**Input data**
>> begin
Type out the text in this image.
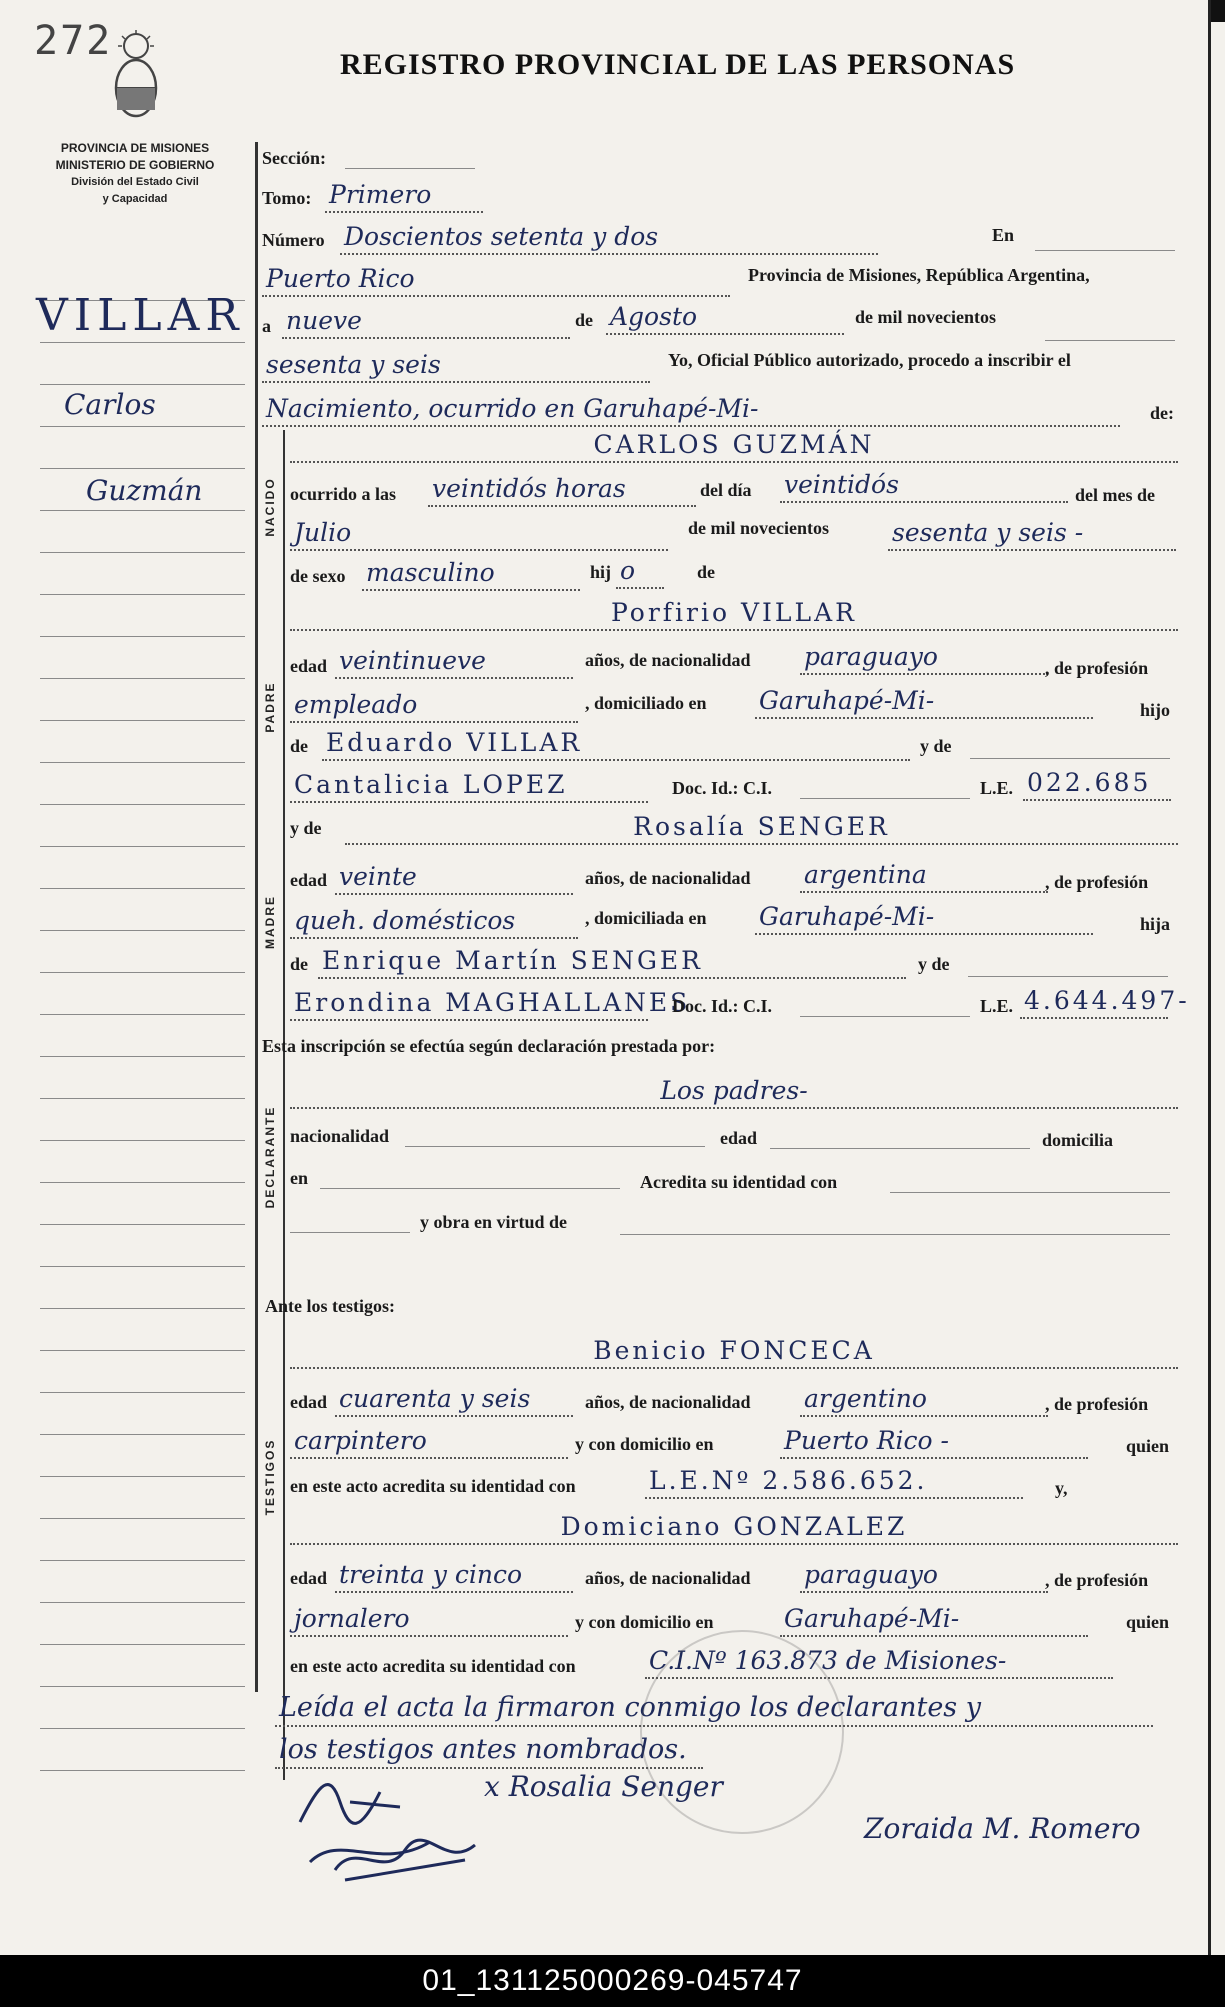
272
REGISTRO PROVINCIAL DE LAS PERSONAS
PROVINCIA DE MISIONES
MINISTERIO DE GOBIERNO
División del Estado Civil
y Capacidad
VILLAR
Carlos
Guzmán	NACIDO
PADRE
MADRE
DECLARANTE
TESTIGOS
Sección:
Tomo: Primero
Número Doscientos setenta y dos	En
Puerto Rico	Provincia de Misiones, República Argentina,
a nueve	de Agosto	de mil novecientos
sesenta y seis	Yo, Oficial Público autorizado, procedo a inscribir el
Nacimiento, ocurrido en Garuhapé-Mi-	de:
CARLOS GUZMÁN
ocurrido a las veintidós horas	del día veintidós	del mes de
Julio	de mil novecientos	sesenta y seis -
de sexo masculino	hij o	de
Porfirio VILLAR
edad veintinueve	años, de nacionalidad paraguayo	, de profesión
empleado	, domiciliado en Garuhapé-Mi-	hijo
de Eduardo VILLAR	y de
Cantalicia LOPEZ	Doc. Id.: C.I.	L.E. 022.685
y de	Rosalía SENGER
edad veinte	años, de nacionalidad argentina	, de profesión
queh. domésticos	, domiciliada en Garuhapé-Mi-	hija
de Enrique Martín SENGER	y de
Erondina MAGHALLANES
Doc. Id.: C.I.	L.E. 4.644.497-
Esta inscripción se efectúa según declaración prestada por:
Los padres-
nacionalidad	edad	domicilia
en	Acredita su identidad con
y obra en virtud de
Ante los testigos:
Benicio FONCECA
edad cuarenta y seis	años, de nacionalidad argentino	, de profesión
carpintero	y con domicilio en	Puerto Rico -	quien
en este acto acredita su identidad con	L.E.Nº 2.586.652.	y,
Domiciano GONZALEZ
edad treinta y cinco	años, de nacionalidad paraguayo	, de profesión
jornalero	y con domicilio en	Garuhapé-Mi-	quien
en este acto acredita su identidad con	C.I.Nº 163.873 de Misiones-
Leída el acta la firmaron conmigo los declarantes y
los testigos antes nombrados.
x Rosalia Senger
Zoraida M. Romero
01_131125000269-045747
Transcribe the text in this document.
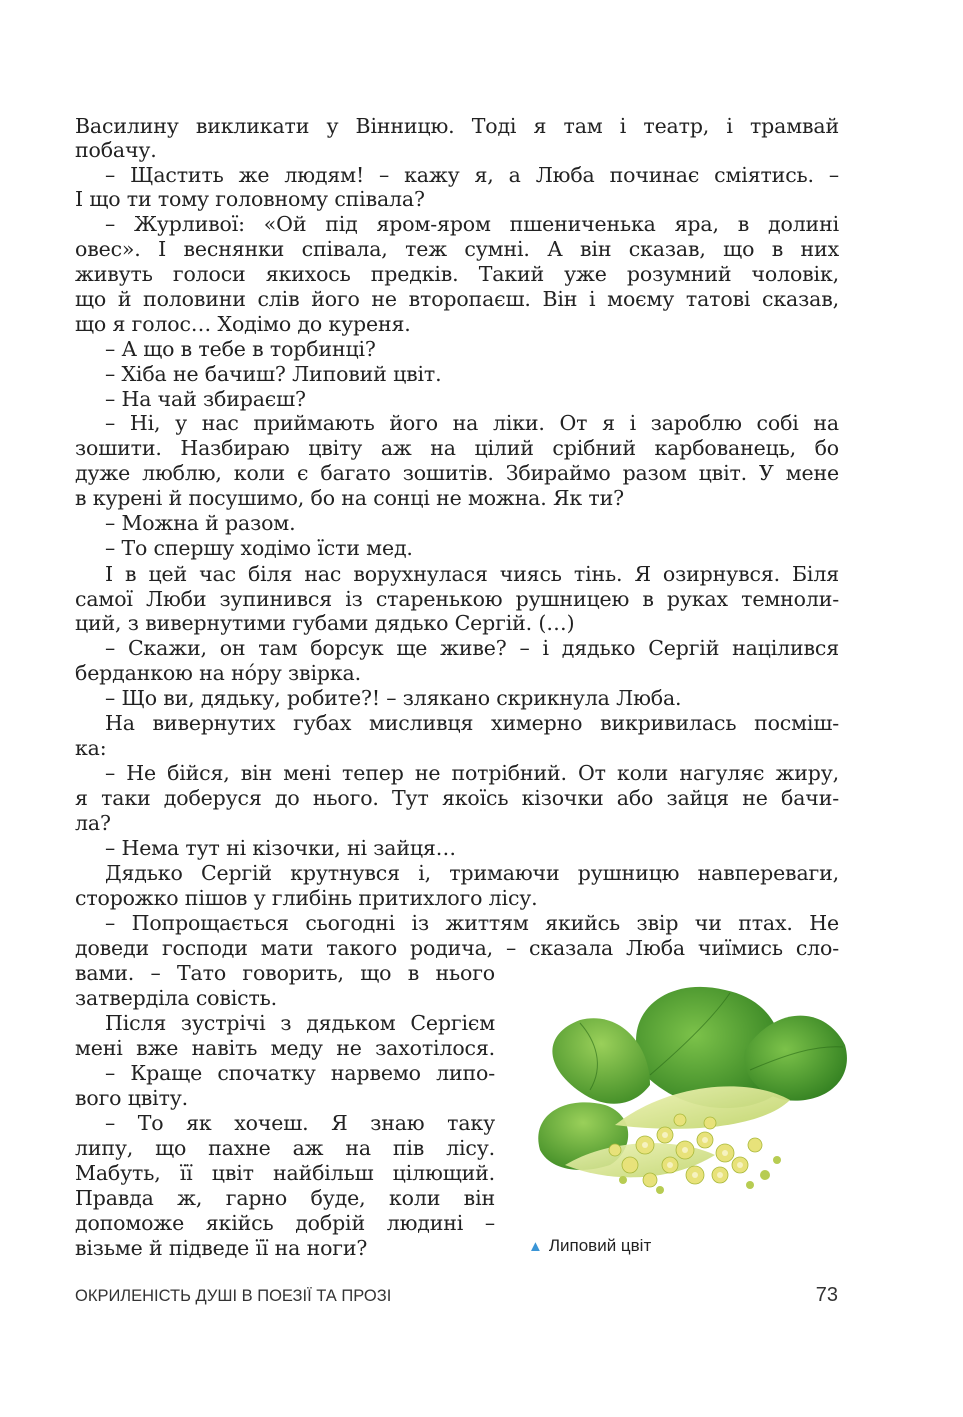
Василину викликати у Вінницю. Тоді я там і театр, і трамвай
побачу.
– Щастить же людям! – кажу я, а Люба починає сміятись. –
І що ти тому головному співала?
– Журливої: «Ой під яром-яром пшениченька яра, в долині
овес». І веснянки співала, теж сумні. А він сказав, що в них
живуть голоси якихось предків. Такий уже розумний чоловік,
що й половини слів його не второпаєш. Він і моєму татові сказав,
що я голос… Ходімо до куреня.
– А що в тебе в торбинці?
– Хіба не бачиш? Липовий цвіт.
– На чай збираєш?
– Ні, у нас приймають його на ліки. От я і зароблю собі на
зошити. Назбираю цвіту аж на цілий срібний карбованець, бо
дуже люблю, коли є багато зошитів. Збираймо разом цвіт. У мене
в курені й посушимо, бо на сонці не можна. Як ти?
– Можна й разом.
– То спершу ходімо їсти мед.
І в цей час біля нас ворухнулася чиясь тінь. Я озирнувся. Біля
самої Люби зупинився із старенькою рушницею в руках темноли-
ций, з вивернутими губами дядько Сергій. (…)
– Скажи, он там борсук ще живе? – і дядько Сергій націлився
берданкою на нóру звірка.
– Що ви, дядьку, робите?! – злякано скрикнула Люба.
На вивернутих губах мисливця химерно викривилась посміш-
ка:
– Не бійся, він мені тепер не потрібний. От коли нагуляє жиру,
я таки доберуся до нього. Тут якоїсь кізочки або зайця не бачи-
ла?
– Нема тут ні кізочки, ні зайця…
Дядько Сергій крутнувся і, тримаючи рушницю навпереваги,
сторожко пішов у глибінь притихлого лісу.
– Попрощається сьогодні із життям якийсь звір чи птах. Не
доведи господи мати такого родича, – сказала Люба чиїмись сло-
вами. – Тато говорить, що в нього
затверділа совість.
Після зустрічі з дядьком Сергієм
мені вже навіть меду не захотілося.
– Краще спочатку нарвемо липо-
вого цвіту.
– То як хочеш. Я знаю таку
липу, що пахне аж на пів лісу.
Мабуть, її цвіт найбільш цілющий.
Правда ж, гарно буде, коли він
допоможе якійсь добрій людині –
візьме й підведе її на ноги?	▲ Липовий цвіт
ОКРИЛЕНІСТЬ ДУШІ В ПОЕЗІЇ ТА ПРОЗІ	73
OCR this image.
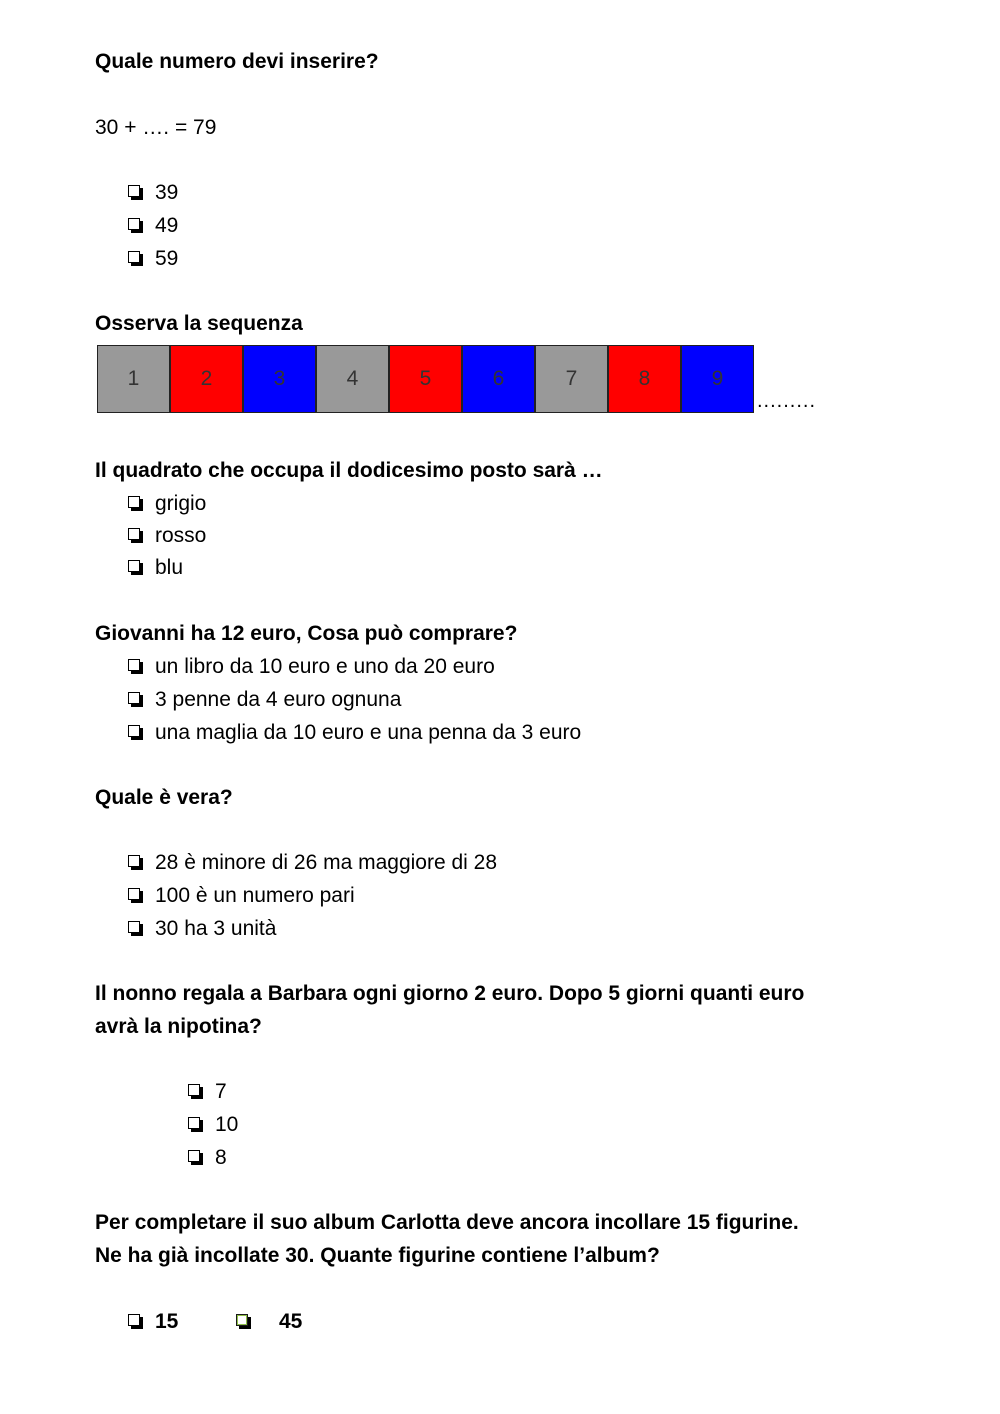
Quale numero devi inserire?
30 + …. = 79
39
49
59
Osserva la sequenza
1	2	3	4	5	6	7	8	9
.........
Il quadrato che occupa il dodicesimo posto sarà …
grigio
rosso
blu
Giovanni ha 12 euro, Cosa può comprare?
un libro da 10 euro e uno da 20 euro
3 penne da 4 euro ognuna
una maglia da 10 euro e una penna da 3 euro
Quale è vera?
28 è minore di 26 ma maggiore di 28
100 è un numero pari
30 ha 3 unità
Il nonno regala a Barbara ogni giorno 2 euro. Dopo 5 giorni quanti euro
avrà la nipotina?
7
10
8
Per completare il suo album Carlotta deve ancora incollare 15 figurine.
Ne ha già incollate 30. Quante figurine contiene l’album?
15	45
>> end
**Written request**
Restate verbatim the lines running from the line with "OCR this image." through the end of the material; both ends count, and images are omitted.

**Response to this exercise**
OCR this image.
Quale numero devi inserire?
30 + …. = 79
39
49
59
Osserva la sequenza
1	2	3	4	5	6	7	8	9
.........
Il quadrato che occupa il dodicesimo posto sarà …
grigio
rosso
blu
Giovanni ha 12 euro, Cosa può comprare?
un libro da 10 euro e uno da 20 euro
3 penne da 4 euro ognuna
una maglia da 10 euro e una penna da 3 euro
Quale è vera?
28 è minore di 26 ma maggiore di 28
100 è un numero pari
30 ha 3 unità
Il nonno regala a Barbara ogni giorno 2 euro. Dopo 5 giorni quanti euro
avrà la nipotina?
7
10
8
Per completare il suo album Carlotta deve ancora incollare 15 figurine.
Ne ha già incollate 30. Quante figurine contiene l’album?
15	45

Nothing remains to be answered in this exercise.